- _Problem details_
Rename "clip-thumbnail" to "clip-preview" in the listing from its first line through the line that contains "go-to-out-icon[interactable]: ⇥ bbox=[1472, 689, 1500, 704]", and write those lines out again with nothing else changed.

Element position data:
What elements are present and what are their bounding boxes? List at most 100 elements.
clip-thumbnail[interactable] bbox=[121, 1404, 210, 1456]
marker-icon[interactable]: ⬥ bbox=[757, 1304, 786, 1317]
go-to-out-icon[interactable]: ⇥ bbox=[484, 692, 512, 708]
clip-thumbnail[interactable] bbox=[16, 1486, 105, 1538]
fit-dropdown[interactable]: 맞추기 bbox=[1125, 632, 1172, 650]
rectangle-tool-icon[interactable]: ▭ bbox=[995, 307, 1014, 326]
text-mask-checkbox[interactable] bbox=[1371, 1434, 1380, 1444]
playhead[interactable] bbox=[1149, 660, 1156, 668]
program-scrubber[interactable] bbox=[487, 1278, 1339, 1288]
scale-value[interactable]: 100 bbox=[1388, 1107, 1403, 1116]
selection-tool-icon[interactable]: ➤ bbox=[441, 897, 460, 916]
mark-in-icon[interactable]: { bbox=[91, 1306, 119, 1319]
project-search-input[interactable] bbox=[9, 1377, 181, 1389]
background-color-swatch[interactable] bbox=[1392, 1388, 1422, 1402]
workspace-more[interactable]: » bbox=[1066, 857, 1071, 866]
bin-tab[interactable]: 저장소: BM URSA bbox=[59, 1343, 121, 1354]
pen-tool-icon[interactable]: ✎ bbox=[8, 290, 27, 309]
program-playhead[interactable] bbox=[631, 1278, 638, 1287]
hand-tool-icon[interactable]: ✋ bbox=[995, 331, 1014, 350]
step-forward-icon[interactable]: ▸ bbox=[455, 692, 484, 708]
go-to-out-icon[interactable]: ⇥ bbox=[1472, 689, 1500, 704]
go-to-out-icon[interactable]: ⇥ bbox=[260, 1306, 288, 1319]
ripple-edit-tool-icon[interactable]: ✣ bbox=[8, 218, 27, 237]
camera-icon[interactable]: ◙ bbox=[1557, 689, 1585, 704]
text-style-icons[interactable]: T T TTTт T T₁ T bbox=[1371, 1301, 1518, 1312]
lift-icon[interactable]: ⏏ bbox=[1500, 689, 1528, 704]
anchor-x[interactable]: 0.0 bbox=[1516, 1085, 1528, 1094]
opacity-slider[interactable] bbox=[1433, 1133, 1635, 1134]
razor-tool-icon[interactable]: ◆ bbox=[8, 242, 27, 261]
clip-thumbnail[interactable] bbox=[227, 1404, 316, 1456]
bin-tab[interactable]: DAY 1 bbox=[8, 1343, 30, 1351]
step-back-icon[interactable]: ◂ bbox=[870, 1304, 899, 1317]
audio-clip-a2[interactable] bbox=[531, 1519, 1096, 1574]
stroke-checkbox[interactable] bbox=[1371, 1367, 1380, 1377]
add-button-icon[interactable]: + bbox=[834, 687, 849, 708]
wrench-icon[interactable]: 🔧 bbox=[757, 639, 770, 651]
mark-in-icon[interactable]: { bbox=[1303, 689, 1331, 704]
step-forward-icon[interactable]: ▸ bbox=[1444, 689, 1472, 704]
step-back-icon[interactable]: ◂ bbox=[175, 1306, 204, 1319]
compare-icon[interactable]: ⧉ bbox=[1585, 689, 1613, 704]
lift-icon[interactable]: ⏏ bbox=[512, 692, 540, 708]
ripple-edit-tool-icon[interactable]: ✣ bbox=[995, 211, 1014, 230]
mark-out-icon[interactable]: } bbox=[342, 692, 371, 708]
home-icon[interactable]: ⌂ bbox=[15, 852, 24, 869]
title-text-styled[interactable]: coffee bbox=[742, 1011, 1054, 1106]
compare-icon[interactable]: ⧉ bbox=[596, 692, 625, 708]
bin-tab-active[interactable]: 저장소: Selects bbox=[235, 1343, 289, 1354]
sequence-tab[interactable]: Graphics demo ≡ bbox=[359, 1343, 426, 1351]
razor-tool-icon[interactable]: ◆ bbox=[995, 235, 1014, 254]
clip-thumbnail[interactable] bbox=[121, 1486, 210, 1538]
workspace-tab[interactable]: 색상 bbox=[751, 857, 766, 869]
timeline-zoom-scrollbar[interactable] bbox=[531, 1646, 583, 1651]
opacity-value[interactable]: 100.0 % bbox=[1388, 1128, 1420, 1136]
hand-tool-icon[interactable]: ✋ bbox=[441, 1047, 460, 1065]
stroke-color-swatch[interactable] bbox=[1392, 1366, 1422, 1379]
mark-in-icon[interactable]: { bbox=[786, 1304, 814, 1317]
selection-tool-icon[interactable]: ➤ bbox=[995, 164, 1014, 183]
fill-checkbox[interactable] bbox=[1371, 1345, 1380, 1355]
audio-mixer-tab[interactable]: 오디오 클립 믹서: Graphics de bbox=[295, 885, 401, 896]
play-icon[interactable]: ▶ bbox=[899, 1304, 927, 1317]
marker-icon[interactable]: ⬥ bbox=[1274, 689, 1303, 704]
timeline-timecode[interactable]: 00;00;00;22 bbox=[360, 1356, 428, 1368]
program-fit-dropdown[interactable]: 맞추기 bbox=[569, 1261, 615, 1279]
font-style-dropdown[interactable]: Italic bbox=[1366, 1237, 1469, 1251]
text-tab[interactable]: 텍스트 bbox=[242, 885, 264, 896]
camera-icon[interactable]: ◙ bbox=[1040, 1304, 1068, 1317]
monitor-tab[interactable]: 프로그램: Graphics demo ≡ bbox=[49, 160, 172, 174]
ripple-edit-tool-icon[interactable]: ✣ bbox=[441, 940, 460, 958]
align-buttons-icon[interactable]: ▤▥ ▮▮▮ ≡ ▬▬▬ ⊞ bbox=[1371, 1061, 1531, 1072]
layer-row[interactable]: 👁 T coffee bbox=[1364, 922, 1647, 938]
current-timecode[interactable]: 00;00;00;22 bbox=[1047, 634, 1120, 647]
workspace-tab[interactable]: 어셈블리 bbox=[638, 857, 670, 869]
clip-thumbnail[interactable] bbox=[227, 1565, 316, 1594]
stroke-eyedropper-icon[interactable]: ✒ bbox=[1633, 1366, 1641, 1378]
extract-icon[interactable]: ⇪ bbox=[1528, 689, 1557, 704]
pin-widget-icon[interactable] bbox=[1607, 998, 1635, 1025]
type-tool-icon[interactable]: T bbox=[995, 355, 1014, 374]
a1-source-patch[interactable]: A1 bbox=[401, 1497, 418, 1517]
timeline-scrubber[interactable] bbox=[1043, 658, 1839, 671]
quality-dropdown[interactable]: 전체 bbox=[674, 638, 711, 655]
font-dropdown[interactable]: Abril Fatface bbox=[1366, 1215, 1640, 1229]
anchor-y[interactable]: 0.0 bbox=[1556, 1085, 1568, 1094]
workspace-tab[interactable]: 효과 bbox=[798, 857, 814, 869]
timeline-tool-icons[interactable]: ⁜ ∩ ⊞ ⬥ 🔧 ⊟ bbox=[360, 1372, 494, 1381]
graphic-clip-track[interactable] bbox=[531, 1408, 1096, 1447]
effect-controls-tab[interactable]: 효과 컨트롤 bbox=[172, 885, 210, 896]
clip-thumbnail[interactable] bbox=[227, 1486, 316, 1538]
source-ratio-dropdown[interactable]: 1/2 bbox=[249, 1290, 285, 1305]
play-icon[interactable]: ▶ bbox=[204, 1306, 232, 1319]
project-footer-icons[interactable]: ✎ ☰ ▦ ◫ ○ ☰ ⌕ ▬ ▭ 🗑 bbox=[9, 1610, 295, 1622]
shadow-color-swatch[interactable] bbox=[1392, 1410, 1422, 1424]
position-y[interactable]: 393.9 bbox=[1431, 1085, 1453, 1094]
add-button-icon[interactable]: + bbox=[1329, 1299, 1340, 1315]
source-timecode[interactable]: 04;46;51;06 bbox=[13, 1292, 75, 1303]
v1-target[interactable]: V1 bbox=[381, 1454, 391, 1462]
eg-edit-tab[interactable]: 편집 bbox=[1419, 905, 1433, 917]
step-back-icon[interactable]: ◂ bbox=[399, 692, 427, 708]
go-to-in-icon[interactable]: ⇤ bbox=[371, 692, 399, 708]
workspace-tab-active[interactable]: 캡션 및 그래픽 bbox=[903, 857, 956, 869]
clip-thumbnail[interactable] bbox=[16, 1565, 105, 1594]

- _Answer to the task_
What elements are present and what are their bounding boxes? List at most 100 elements.
clip-preview[interactable] bbox=[121, 1404, 210, 1456]
marker-icon[interactable]: ⬥ bbox=[757, 1304, 786, 1317]
go-to-out-icon[interactable]: ⇥ bbox=[484, 692, 512, 708]
clip-preview[interactable] bbox=[16, 1486, 105, 1538]
fit-dropdown[interactable]: 맞추기 bbox=[1125, 632, 1172, 650]
rectangle-tool-icon[interactable]: ▭ bbox=[995, 307, 1014, 326]
text-mask-checkbox[interactable] bbox=[1371, 1434, 1380, 1444]
playhead[interactable] bbox=[1149, 660, 1156, 668]
program-scrubber[interactable] bbox=[487, 1278, 1339, 1288]
scale-value[interactable]: 100 bbox=[1388, 1107, 1403, 1116]
selection-tool-icon[interactable]: ➤ bbox=[441, 897, 460, 916]
mark-in-icon[interactable]: { bbox=[91, 1306, 119, 1319]
project-search-input[interactable] bbox=[9, 1377, 181, 1389]
background-color-swatch[interactable] bbox=[1392, 1388, 1422, 1402]
workspace-more[interactable]: » bbox=[1066, 857, 1071, 866]
bin-tab[interactable]: 저장소: BM URSA bbox=[59, 1343, 121, 1354]
pen-tool-icon[interactable]: ✎ bbox=[8, 290, 27, 309]
program-playhead[interactable] bbox=[631, 1278, 638, 1287]
hand-tool-icon[interactable]: ✋ bbox=[995, 331, 1014, 350]
step-forward-icon[interactable]: ▸ bbox=[455, 692, 484, 708]
go-to-out-icon[interactable]: ⇥ bbox=[1472, 689, 1500, 704]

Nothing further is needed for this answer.